DATA PROVIDED
=-=-=
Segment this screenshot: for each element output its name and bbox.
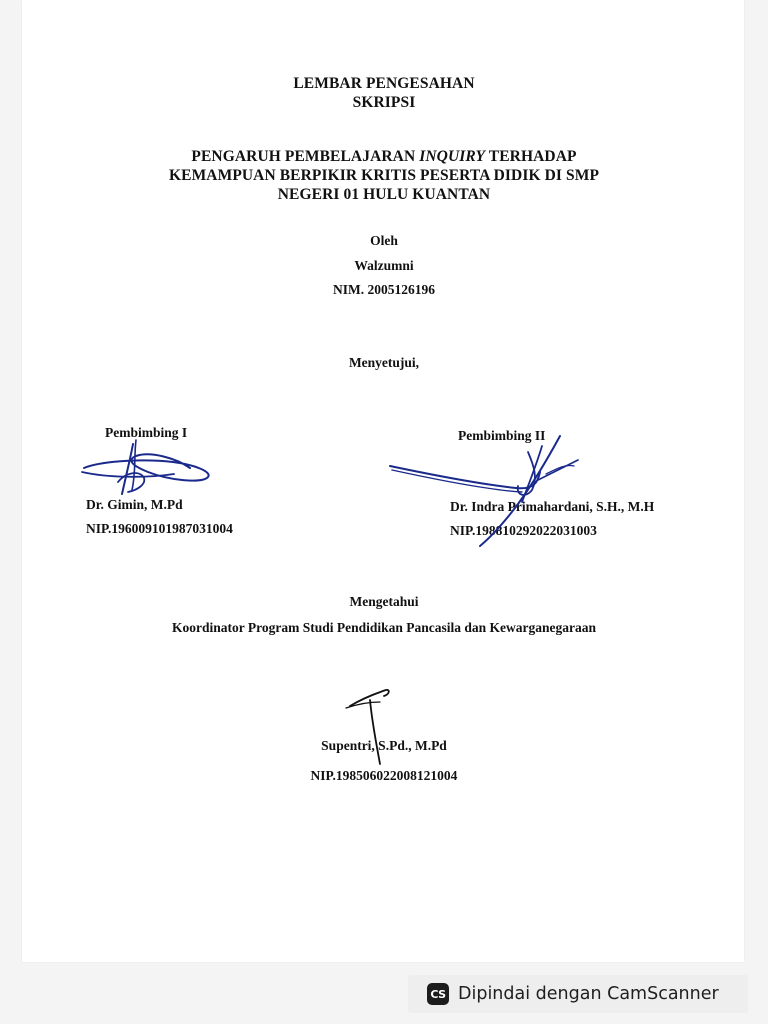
approval-label: Menyetujui,	[348, 355, 420, 370]
thesis-title-italic: INQUIRY	[419, 148, 486, 165]
coordinator-signature	[340, 682, 420, 772]
advisor1-role: Pembimbing I	[105, 425, 188, 440]
advisor1-name: Dr. Gimin, M.Pd	[86, 497, 183, 512]
camscanner-watermark	[408, 975, 748, 1013]
coordinator-nip: NIP.198506022008121004	[310, 768, 458, 783]
author-name: Walzumni	[354, 258, 414, 273]
acknowledgement-label: Mengetahui	[349, 594, 419, 609]
thesis-title-text: TERHADAP	[485, 148, 577, 165]
by-label: Oleh	[370, 233, 398, 248]
doc-subheading: SKRIPSI	[352, 94, 416, 111]
advisor2-nip: NIP.198810292022031003	[450, 523, 597, 538]
doc-heading: LEMBAR PENGESAHAN	[293, 75, 475, 92]
advisor2-role: Pembimbing II	[458, 428, 546, 443]
thesis-title-text: PENGARUH PEMBELAJARAN	[191, 148, 420, 165]
camscanner-text: Dipindai dengan CamScanner	[458, 984, 719, 1004]
thesis-title-line-2: KEMAMPUAN BERPIKIR KRITIS PESERTA DIDIK DI SMP	[168, 167, 600, 184]
thesis-title-line-3: NEGERI 01 HULU KUANTAN	[277, 186, 491, 203]
coordinator-name: Supentri, S.Pd., M.Pd	[321, 738, 447, 753]
author-nim: NIM. 2005126196	[333, 282, 435, 297]
camscanner-logo-icon: CS	[427, 983, 449, 1005]
thesis-title-line-1	[0, 148, 768, 166]
advisor2-signature	[388, 432, 588, 552]
advisor1-nip: NIP.196009101987031004	[86, 521, 233, 536]
advisor1-signature	[78, 432, 228, 502]
advisor2-name: Dr. Indra Primahardani, S.H., M.H	[450, 499, 655, 514]
coordinator-position: Koordinator Program Studi Pendidikan Pancasila dan Kewarganegaraan	[171, 620, 597, 635]
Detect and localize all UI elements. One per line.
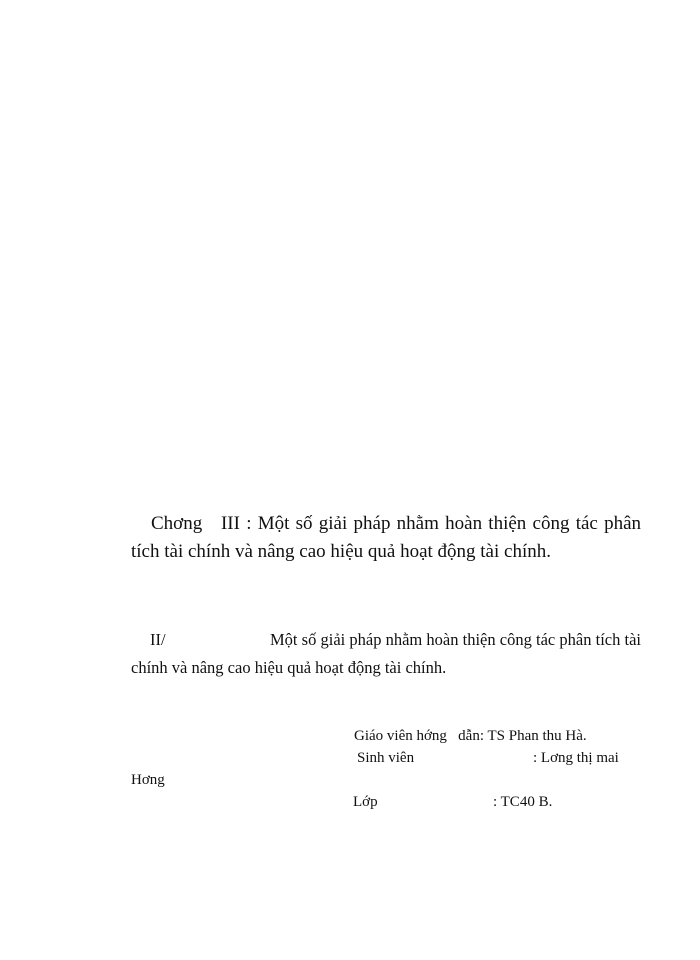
section-title: Một số giải pháp nhằm hoàn thiện công tác phân tích tài chính và nâng cao hiệu quả hoạt động tài chính. — [131, 630, 641, 677]
advisor-value: TS Phan thu Hà. — [487, 728, 587, 744]
student-value: : Lơng thị mai — [533, 750, 619, 766]
chapter-title: Một số giải pháp nhằm hoàn thiện công tác phân tích tài chính và nâng cao hiệu quả hoạt động tài chính. — [131, 513, 642, 562]
advisor-sep: dẫn: — [458, 728, 484, 744]
chapter-number: III : — [220, 513, 252, 534]
chapter-label: Chơng — [151, 513, 203, 534]
student-label: Sinh viên — [357, 750, 415, 766]
section-number: II/ — [150, 630, 166, 649]
student-value-continued: Hơng — [131, 772, 165, 788]
class-value: : TC40 B. — [493, 794, 553, 810]
chapter-heading — [131, 510, 641, 566]
section-heading — [131, 626, 641, 682]
advisor-label: Giáo viên hớng — [354, 728, 447, 744]
class-label: Lớp — [353, 794, 378, 810]
advisor-line — [354, 726, 587, 746]
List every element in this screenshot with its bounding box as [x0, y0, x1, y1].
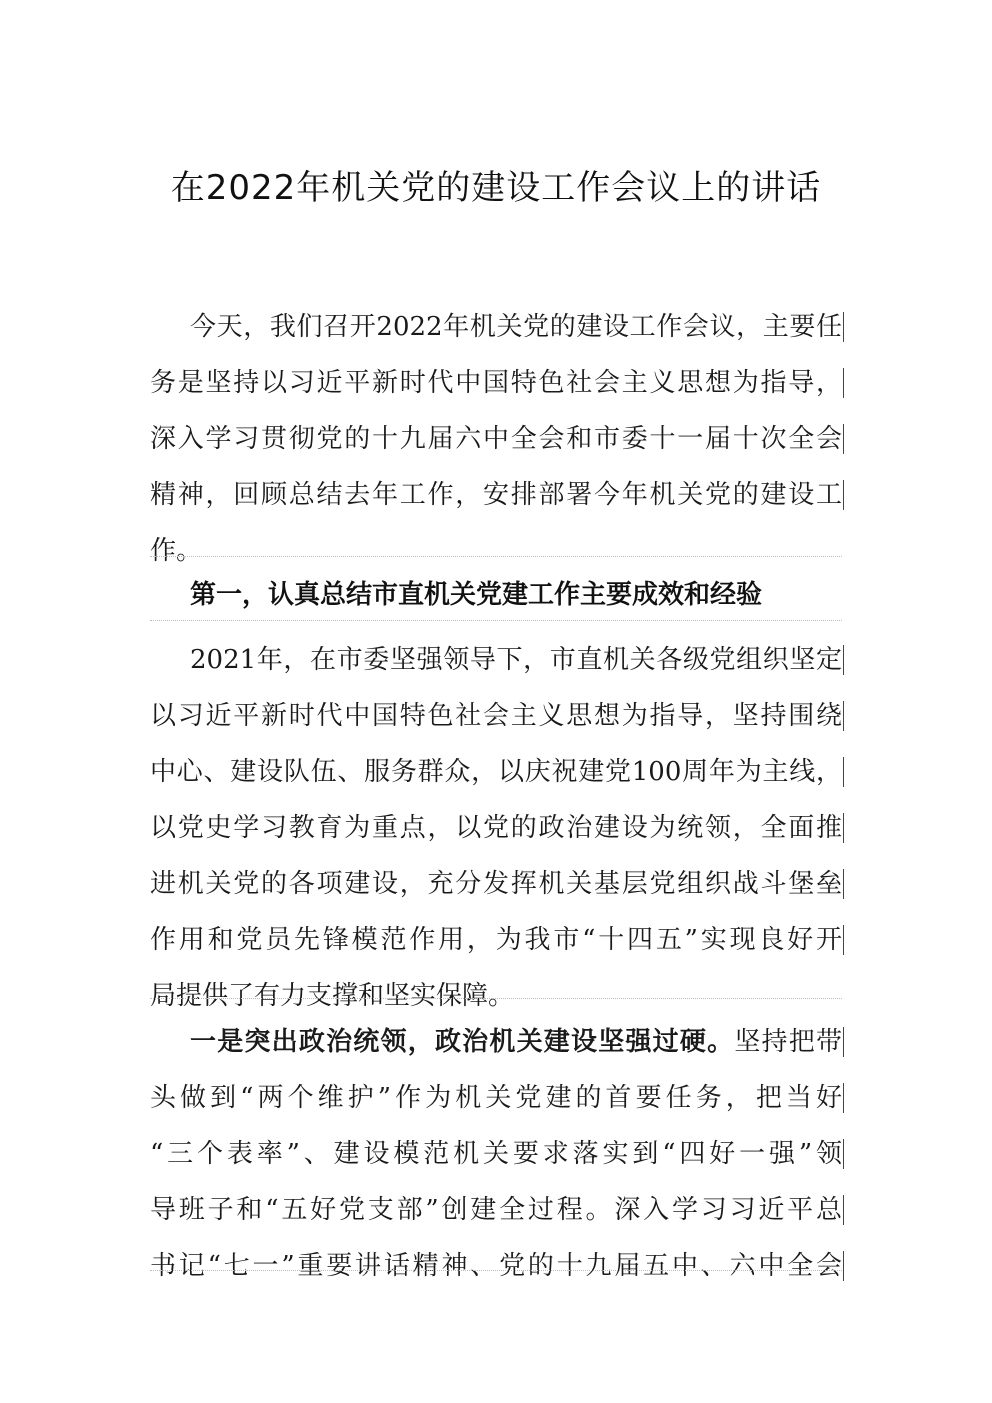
=-=-=
WRITTEN REQUEST
Return every line of the records above unchanged, leaving out the pictures.

OUTPUT BELOW
Segment this screenshot: for each element output its name and bbox.
approval-label: Menyetujui,	[348, 355, 420, 370]
thesis-title-italic: INQUIRY	[419, 148, 486, 165]
coordinator-signature	[340, 682, 420, 772]
advisor1-role: Pembimbing I	[105, 425, 188, 440]
advisor1-name: Dr. Gimin, M.Pd	[86, 497, 183, 512]
camscanner-watermark	[408, 975, 748, 1013]
coordinator-nip: NIP.198506022008121004	[310, 768, 458, 783]
author-name: Walzumni	[354, 258, 414, 273]
acknowledgement-label: Mengetahui	[349, 594, 419, 609]
thesis-title-text: TERHADAP	[485, 148, 577, 165]
by-label: Oleh	[370, 233, 398, 248]
doc-subheading: SKRIPSI	[352, 94, 416, 111]
advisor2-nip: NIP.198810292022031003	[450, 523, 597, 538]
doc-heading: LEMBAR PENGESAHAN	[293, 75, 475, 92]
advisor2-role: Pembimbing II	[458, 428, 546, 443]
thesis-title-text: PENGARUH PEMBELAJARAN	[191, 148, 420, 165]
camscanner-text: Dipindai dengan CamScanner	[458, 984, 719, 1004]
thesis-title-line-2: KEMAMPUAN BERPIKIR KRITIS PESERTA DIDIK DI SMP	[168, 167, 600, 184]
thesis-title-line-3: NEGERI 01 HULU KUANTAN	[277, 186, 491, 203]
coordinator-name: Supentri, S.Pd., M.Pd	[321, 738, 447, 753]
author-nim: NIM. 2005126196	[333, 282, 435, 297]
camscanner-logo-icon: CS	[427, 983, 449, 1005]
thesis-title-line-1	[0, 148, 768, 166]
advisor2-signature	[388, 432, 588, 552]
advisor1-nip: NIP.196009101987031004	[86, 521, 233, 536]
advisor1-signature	[78, 432, 228, 502]
advisor2-name: Dr. Indra Primahardani, S.H., M.H	[450, 499, 655, 514]
coordinator-position: Koordinator Program Studi Pendidikan Pancasila dan Kewarganegaraan	[171, 620, 597, 635]
Detect and localize all UI elements. One per line.
section-title: Một số giải pháp nhằm hoàn thiện công tác phân tích tài chính và nâng cao hiệu quả hoạt động tài chính. — [131, 630, 641, 677]
advisor-value: TS Phan thu Hà. — [487, 728, 587, 744]
student-value: : Lơng thị mai — [533, 750, 619, 766]
chapter-title: Một số giải pháp nhằm hoàn thiện công tác phân tích tài chính và nâng cao hiệu quả hoạt động tài chính. — [131, 513, 642, 562]
advisor-sep: dẫn: — [458, 728, 484, 744]
chapter-number: III : — [220, 513, 252, 534]
chapter-label: Chơng — [151, 513, 203, 534]
student-label: Sinh viên — [357, 750, 415, 766]
section-number: II/ — [150, 630, 166, 649]
student-value-continued: Hơng — [131, 772, 165, 788]
class-value: : TC40 B. — [493, 794, 553, 810]
chapter-heading — [131, 510, 641, 566]
section-heading — [131, 626, 641, 682]
advisor-label: Giáo viên hớng — [354, 728, 447, 744]
class-label: Lớp — [353, 794, 378, 810]
advisor-line — [354, 726, 587, 746]
List every element in this screenshot with its bounding box as [x0, y0, x1, y1].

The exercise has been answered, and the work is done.